* begin GIVEN RECORDS *

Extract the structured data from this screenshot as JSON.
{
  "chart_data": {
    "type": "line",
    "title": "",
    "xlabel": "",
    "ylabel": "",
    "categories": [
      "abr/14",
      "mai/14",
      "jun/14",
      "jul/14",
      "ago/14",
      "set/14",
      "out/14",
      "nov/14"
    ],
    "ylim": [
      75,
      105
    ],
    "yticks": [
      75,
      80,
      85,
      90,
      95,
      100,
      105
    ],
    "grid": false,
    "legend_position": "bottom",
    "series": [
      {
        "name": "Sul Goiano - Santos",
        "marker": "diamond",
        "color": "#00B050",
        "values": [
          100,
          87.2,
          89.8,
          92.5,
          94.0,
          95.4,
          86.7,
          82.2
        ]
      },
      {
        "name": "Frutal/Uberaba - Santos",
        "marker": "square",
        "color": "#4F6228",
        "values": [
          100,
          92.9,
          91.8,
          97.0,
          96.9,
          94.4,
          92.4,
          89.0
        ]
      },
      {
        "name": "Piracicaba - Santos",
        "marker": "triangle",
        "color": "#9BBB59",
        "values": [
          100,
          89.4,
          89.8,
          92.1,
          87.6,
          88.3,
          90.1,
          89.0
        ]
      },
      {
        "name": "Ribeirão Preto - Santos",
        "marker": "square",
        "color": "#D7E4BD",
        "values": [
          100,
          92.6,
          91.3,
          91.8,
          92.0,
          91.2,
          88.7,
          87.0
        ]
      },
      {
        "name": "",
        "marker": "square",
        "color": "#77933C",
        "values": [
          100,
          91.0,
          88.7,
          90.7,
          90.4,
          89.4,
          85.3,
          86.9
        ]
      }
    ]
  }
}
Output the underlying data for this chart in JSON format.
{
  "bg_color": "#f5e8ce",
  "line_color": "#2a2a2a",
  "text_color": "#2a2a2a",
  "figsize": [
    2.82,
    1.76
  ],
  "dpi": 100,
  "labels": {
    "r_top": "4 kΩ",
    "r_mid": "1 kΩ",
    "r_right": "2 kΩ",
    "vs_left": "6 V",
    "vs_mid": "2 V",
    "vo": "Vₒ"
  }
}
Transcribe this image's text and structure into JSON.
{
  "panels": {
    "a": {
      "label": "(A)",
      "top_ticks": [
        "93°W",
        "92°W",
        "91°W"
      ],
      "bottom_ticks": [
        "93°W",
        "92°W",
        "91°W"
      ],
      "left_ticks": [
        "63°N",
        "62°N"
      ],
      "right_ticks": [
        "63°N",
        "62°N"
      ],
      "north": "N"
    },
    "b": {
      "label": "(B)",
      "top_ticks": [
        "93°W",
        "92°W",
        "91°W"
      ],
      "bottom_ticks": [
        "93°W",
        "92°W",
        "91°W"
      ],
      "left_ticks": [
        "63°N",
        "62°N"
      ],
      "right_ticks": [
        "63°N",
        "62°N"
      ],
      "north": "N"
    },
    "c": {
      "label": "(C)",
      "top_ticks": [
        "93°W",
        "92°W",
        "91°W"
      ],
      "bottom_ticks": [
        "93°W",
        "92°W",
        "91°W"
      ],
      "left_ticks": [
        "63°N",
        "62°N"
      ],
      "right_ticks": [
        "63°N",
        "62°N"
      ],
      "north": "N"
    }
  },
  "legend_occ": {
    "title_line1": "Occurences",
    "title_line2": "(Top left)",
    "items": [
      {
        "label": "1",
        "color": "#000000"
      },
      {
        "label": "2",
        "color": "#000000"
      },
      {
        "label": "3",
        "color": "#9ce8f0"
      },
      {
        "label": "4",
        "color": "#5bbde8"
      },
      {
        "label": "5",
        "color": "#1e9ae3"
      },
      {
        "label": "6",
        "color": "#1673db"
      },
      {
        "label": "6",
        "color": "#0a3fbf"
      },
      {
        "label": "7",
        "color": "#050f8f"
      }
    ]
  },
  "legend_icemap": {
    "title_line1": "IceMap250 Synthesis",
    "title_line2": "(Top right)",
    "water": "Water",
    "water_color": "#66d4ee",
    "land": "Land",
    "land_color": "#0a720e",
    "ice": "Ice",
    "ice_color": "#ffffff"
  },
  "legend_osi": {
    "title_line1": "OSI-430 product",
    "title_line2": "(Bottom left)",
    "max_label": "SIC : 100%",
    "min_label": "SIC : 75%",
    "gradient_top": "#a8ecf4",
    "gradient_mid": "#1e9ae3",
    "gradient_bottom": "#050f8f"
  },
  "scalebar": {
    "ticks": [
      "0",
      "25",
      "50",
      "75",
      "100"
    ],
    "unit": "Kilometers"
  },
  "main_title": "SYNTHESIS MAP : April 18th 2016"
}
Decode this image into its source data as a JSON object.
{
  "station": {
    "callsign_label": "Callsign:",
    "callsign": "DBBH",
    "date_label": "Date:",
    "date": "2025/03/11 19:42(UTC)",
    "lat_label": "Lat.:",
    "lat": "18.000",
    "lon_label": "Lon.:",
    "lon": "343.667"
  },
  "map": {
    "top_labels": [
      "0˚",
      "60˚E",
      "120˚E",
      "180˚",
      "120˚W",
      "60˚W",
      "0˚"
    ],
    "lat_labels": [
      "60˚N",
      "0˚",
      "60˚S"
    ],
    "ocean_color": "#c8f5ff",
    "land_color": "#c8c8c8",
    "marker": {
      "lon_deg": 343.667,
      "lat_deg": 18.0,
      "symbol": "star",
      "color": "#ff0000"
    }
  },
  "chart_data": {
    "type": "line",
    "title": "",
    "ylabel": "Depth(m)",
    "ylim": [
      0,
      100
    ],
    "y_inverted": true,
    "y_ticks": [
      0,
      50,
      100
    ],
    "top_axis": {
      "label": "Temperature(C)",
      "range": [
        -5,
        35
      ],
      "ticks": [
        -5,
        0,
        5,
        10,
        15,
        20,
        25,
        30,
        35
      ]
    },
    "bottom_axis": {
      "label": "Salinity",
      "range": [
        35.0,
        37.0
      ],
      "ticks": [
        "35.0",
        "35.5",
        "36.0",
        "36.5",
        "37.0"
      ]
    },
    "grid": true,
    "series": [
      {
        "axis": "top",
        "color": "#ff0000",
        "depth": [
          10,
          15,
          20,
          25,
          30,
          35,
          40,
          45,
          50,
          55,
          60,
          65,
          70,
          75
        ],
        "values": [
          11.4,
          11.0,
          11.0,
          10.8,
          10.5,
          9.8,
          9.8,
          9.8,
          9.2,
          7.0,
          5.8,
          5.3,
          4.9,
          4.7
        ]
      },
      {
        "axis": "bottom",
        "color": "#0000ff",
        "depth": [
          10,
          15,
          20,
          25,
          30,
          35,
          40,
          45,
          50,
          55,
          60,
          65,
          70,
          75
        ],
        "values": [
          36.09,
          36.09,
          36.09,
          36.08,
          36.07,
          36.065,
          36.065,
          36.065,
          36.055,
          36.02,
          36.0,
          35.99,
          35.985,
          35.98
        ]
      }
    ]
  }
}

* end GIVEN RECORDS *

Using the records above, pull out each line where the word "JSON" occurs.

Extract the structured data from this screenshot as JSON.
Output the underlying data for this chart in JSON format.
Transcribe this image's text and structure into JSON.
Decode this image into its source data as a JSON object.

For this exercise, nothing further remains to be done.